Records from a dataset
== == ==

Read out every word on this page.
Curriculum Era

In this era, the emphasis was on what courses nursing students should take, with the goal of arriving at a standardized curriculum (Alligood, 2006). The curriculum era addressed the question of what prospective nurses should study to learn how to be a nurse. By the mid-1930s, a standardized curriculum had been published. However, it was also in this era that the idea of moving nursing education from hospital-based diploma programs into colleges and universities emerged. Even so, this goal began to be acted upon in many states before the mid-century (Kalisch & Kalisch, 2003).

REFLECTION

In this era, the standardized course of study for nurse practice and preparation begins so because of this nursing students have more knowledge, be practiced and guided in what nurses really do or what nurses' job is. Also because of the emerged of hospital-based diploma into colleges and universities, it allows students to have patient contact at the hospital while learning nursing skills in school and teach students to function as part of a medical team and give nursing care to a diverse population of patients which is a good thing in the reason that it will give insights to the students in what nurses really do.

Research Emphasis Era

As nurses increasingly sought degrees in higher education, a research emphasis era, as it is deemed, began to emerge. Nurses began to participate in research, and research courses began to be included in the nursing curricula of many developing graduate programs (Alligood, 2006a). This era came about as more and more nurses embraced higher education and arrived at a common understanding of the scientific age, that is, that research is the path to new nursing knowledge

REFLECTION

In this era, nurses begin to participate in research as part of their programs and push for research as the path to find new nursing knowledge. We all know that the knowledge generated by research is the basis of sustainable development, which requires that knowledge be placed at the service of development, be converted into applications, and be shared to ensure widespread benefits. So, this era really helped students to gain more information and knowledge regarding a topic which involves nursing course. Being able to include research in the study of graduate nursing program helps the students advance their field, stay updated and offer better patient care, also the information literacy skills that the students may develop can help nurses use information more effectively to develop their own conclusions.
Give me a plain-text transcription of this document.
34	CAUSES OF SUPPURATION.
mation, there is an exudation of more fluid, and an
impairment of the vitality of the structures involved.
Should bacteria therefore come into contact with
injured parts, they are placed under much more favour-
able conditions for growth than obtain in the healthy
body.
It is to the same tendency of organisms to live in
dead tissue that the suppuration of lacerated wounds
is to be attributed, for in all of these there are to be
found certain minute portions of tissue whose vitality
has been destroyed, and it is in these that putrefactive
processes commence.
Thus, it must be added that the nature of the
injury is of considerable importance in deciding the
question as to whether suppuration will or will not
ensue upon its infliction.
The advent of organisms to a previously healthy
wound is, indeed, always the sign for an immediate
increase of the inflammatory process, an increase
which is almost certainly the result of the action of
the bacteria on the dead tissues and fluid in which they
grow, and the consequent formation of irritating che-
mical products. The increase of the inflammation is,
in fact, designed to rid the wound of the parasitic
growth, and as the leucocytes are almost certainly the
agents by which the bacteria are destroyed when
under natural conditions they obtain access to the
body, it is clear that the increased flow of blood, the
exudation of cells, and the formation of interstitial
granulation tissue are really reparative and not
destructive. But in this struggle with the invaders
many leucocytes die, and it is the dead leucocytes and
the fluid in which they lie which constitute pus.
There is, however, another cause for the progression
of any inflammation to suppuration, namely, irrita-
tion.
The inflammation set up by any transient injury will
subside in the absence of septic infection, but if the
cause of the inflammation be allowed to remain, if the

== == ==

Up to and including the last line of the records above, print exactly every line from the one that contains "Give me a plain-text" onward.

- [RESULT BELOW]
Give me a plain-text transcription of this document.
34	CAUSES OF SUPPURATION.
mation, there is an exudation of more fluid, and an
impairment of the vitality of the structures involved.
Should bacteria therefore come into contact with
injured parts, they are placed under much more favour-
able conditions for growth than obtain in the healthy
body.
It is to the same tendency of organisms to live in
dead tissue that the suppuration of lacerated wounds
is to be attributed, for in all of these there are to be
found certain minute portions of tissue whose vitality
has been destroyed, and it is in these that putrefactive
processes commence.
Thus, it must be added that the nature of the
injury is of considerable importance in deciding the
question as to whether suppuration will or will not
ensue upon its infliction.
The advent of organisms to a previously healthy
wound is, indeed, always the sign for an immediate
increase of the inflammatory process, an increase
which is almost certainly the result of the action of
the bacteria on the dead tissues and fluid in which they
grow, and the consequent formation of irritating che-
mical products. The increase of the inflammation is,
in fact, designed to rid the wound of the parasitic
growth, and as the leucocytes are almost certainly the
agents by which the bacteria are destroyed when
under natural conditions they obtain access to the
body, it is clear that the increased flow of blood, the
exudation of cells, and the formation of interstitial
granulation tissue are really reparative and not
destructive. But in this struggle with the invaders
many leucocytes die, and it is the dead leucocytes and
the fluid in which they lie which constitute pus.
There is, however, another cause for the progression
of any inflammation to suppuration, namely, irrita-
tion.
The inflammation set up by any transient injury will
subside in the absence of septic infection, but if the
cause of the inflammation be allowed to remain, if the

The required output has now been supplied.